— BEGIN PROVIDED RECORDS —
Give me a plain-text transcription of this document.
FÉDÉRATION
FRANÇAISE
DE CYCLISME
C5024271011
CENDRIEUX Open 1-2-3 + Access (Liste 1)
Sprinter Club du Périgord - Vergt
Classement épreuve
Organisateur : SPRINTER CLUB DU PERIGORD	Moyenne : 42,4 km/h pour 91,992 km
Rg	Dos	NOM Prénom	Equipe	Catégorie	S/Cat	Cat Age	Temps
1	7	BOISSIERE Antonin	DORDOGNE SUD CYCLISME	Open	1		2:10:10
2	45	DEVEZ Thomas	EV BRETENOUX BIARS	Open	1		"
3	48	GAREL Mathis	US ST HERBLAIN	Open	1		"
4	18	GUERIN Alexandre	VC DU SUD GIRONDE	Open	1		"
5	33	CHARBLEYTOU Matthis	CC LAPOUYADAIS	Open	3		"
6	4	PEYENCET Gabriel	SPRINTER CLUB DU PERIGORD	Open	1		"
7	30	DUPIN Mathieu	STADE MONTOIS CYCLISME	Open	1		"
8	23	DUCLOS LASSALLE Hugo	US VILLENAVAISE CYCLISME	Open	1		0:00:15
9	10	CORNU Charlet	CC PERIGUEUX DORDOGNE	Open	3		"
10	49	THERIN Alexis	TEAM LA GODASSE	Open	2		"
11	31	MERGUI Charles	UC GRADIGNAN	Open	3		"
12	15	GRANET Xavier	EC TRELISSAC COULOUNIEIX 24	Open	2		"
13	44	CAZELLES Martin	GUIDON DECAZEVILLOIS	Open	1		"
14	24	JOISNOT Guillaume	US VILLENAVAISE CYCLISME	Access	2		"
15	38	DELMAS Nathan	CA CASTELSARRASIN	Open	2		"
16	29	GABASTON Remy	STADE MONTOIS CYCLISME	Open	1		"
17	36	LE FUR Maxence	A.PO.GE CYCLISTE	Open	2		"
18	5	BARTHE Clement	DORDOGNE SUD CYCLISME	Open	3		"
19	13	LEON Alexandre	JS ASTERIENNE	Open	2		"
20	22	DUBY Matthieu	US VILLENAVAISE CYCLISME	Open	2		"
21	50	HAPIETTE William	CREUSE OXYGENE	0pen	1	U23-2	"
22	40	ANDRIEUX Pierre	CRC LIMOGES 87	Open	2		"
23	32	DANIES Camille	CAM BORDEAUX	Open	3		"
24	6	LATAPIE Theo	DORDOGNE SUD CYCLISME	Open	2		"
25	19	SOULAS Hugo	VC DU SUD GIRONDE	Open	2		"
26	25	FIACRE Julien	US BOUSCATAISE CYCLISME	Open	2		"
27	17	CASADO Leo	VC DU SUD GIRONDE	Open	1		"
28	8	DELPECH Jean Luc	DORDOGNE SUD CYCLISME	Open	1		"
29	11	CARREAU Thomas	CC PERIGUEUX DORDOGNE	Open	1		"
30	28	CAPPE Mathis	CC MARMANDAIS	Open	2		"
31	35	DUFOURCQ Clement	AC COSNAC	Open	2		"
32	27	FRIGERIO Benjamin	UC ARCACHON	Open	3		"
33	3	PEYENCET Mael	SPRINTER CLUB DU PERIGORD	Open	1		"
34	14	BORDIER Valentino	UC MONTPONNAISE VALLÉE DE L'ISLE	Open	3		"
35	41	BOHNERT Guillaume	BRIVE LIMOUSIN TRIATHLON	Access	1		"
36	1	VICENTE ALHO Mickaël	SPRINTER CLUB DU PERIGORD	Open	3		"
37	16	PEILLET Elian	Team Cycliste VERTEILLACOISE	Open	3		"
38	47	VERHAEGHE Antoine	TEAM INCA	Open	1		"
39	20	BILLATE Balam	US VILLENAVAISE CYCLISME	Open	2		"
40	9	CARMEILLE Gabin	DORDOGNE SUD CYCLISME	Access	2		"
— END PROVIDED RECORDS —
_OBJECTIVE_:
Print all of the data exactly as it was given.

_FULL SOLUTION_:
Give me a plain-text transcription of this document.
FÉDÉRATION
FRANÇAISE
DE CYCLISME
C5024271011
CENDRIEUX Open 1-2-3 + Access (Liste 1)
Sprinter Club du Périgord - Vergt
Classement épreuve
Organisateur : SPRINTER CLUB DU PERIGORD	Moyenne : 42,4 km/h pour 91,992 km
Rg	Dos	NOM Prénom	Equipe	Catégorie	S/Cat	Cat Age	Temps
1	7	BOISSIERE Antonin	DORDOGNE SUD CYCLISME	Open	1		2:10:10
2	45	DEVEZ Thomas	EV BRETENOUX BIARS	Open	1		"
3	48	GAREL Mathis	US ST HERBLAIN	Open	1		"
4	18	GUERIN Alexandre	VC DU SUD GIRONDE	Open	1		"
5	33	CHARBLEYTOU Matthis	CC LAPOUYADAIS	Open	3		"
6	4	PEYENCET Gabriel	SPRINTER CLUB DU PERIGORD	Open	1		"
7	30	DUPIN Mathieu	STADE MONTOIS CYCLISME	Open	1		"
8	23	DUCLOS LASSALLE Hugo	US VILLENAVAISE CYCLISME	Open	1		0:00:15
9	10	CORNU Charlet	CC PERIGUEUX DORDOGNE	Open	3		"
10	49	THERIN Alexis	TEAM LA GODASSE	Open	2		"
11	31	MERGUI Charles	UC GRADIGNAN	Open	3		"
12	15	GRANET Xavier	EC TRELISSAC COULOUNIEIX 24	Open	2		"
13	44	CAZELLES Martin	GUIDON DECAZEVILLOIS	Open	1		"
14	24	JOISNOT Guillaume	US VILLENAVAISE CYCLISME	Access	2		"
15	38	DELMAS Nathan	CA CASTELSARRASIN	Open	2		"
16	29	GABASTON Remy	STADE MONTOIS CYCLISME	Open	1		"
17	36	LE FUR Maxence	A.PO.GE CYCLISTE	Open	2		"
18	5	BARTHE Clement	DORDOGNE SUD CYCLISME	Open	3		"
19	13	LEON Alexandre	JS ASTERIENNE	Open	2		"
20	22	DUBY Matthieu	US VILLENAVAISE CYCLISME	Open	2		"
21	50	HAPIETTE William	CREUSE OXYGENE	0pen	1	U23-2	"
22	40	ANDRIEUX Pierre	CRC LIMOGES 87	Open	2		"
23	32	DANIES Camille	CAM BORDEAUX	Open	3		"
24	6	LATAPIE Theo	DORDOGNE SUD CYCLISME	Open	2		"
25	19	SOULAS Hugo	VC DU SUD GIRONDE	Open	2		"
26	25	FIACRE Julien	US BOUSCATAISE CYCLISME	Open	2		"
27	17	CASADO Leo	VC DU SUD GIRONDE	Open	1		"
28	8	DELPECH Jean Luc	DORDOGNE SUD CYCLISME	Open	1		"
29	11	CARREAU Thomas	CC PERIGUEUX DORDOGNE	Open	1		"
30	28	CAPPE Mathis	CC MARMANDAIS	Open	2		"
31	35	DUFOURCQ Clement	AC COSNAC	Open	2		"
32	27	FRIGERIO Benjamin	UC ARCACHON	Open	3		"
33	3	PEYENCET Mael	SPRINTER CLUB DU PERIGORD	Open	1		"
34	14	BORDIER Valentino	UC MONTPONNAISE VALLÉE DE L'ISLE	Open	3		"
35	41	BOHNERT Guillaume	BRIVE LIMOUSIN TRIATHLON	Access	1		"
36	1	VICENTE ALHO Mickaël	SPRINTER CLUB DU PERIGORD	Open	3		"
37	16	PEILLET Elian	Team Cycliste VERTEILLACOISE	Open	3		"
38	47	VERHAEGHE Antoine	TEAM INCA	Open	1		"
39	20	BILLATE Balam	US VILLENAVAISE CYCLISME	Open	2		"
40	9	CARMEILLE Gabin	DORDOGNE SUD CYCLISME	Access	2		"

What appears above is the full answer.